#### Stored records
## Begin

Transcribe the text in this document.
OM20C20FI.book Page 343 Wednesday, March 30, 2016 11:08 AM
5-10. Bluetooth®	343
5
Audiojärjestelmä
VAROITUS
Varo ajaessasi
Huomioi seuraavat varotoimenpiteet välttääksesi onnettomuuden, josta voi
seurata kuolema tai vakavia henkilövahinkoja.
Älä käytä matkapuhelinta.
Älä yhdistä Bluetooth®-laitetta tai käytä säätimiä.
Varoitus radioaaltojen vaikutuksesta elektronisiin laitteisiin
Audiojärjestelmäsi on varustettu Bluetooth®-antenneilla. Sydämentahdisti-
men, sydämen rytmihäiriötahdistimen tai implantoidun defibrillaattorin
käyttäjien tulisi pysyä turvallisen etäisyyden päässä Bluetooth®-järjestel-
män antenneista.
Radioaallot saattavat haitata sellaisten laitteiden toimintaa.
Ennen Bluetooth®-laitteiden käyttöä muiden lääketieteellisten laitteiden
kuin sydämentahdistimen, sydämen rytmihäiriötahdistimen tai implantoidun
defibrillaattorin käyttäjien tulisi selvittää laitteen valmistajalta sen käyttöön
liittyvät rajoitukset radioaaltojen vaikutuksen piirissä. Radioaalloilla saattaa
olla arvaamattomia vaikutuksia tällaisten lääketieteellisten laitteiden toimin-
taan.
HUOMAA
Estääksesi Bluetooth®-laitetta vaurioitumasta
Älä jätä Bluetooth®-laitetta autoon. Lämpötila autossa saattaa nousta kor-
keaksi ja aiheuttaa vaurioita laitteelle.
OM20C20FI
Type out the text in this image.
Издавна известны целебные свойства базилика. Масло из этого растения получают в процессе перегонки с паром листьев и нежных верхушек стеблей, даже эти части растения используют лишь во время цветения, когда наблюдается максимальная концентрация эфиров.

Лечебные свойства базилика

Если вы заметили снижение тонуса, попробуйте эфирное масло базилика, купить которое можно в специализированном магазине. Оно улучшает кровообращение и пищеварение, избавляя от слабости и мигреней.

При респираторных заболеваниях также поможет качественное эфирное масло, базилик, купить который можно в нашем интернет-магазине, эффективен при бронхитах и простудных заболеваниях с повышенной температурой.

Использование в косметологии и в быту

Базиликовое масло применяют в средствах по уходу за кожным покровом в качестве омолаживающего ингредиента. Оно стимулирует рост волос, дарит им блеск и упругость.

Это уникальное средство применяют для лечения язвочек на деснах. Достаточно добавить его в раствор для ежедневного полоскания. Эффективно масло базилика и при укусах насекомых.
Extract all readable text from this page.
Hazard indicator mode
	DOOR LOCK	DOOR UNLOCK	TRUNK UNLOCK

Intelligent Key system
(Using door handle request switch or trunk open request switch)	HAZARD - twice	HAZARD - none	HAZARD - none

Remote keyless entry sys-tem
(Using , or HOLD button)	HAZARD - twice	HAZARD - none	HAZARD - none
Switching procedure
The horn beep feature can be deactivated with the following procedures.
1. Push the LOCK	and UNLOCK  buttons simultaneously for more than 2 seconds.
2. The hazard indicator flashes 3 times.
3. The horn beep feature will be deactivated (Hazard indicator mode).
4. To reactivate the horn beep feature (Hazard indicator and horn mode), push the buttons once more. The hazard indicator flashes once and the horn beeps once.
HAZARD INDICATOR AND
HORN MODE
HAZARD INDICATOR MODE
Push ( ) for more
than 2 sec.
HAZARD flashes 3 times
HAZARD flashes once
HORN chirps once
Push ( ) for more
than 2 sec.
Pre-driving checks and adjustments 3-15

## End

#### Set task
Write out the entries in full, exactly as given.

#### Final result
Transcribe the text in this document.
OM20C20FI.book Page 343 Wednesday, March 30, 2016 11:08 AM
5-10. Bluetooth®	343
5
Audiojärjestelmä
VAROITUS
Varo ajaessasi
Huomioi seuraavat varotoimenpiteet välttääksesi onnettomuuden, josta voi
seurata kuolema tai vakavia henkilövahinkoja.
Älä käytä matkapuhelinta.
Älä yhdistä Bluetooth®-laitetta tai käytä säätimiä.
Varoitus radioaaltojen vaikutuksesta elektronisiin laitteisiin
Audiojärjestelmäsi on varustettu Bluetooth®-antenneilla. Sydämentahdisti-
men, sydämen rytmihäiriötahdistimen tai implantoidun defibrillaattorin
käyttäjien tulisi pysyä turvallisen etäisyyden päässä Bluetooth®-järjestel-
män antenneista.
Radioaallot saattavat haitata sellaisten laitteiden toimintaa.
Ennen Bluetooth®-laitteiden käyttöä muiden lääketieteellisten laitteiden
kuin sydämentahdistimen, sydämen rytmihäiriötahdistimen tai implantoidun
defibrillaattorin käyttäjien tulisi selvittää laitteen valmistajalta sen käyttöön
liittyvät rajoitukset radioaaltojen vaikutuksen piirissä. Radioaalloilla saattaa
olla arvaamattomia vaikutuksia tällaisten lääketieteellisten laitteiden toimin-
taan.
HUOMAA
Estääksesi Bluetooth®-laitetta vaurioitumasta
Älä jätä Bluetooth®-laitetta autoon. Lämpötila autossa saattaa nousta kor-
keaksi ja aiheuttaa vaurioita laitteelle.
OM20C20FI
Type out the text in this image.
Издавна известны целебные свойства базилика. Масло из этого растения получают в процессе перегонки с паром листьев и нежных верхушек стеблей, даже эти части растения используют лишь во время цветения, когда наблюдается максимальная концентрация эфиров.

Лечебные свойства базилика

Если вы заметили снижение тонуса, попробуйте эфирное масло базилика, купить которое можно в специализированном магазине. Оно улучшает кровообращение и пищеварение, избавляя от слабости и мигреней.

При респираторных заболеваниях также поможет качественное эфирное масло, базилик, купить который можно в нашем интернет-магазине, эффективен при бронхитах и простудных заболеваниях с повышенной температурой.

Использование в косметологии и в быту

Базиликовое масло применяют в средствах по уходу за кожным покровом в качестве омолаживающего ингредиента. Оно стимулирует рост волос, дарит им блеск и упругость.

Это уникальное средство применяют для лечения язвочек на деснах. Достаточно добавить его в раствор для ежедневного полоскания. Эффективно масло базилика и при укусах насекомых.
Extract all readable text from this page.
Hazard indicator mode
	DOOR LOCK	DOOR UNLOCK	TRUNK UNLOCK

Intelligent Key system
(Using door handle request switch or trunk open request switch)	HAZARD - twice	HAZARD - none	HAZARD - none

Remote keyless entry sys-tem
(Using , or HOLD button)	HAZARD - twice	HAZARD - none	HAZARD - none
Switching procedure
The horn beep feature can be deactivated with the following procedures.
1. Push the LOCK	and UNLOCK  buttons simultaneously for more than 2 seconds.
2. The hazard indicator flashes 3 times.
3. The horn beep feature will be deactivated (Hazard indicator mode).
4. To reactivate the horn beep feature (Hazard indicator and horn mode), push the buttons once more. The hazard indicator flashes once and the horn beeps once.
HAZARD INDICATOR AND
HORN MODE
HAZARD INDICATOR MODE
Push ( ) for more
than 2 sec.
HAZARD flashes 3 times
HAZARD flashes once
HORN chirps once
Push ( ) for more
than 2 sec.
Pre-driving checks and adjustments 3-15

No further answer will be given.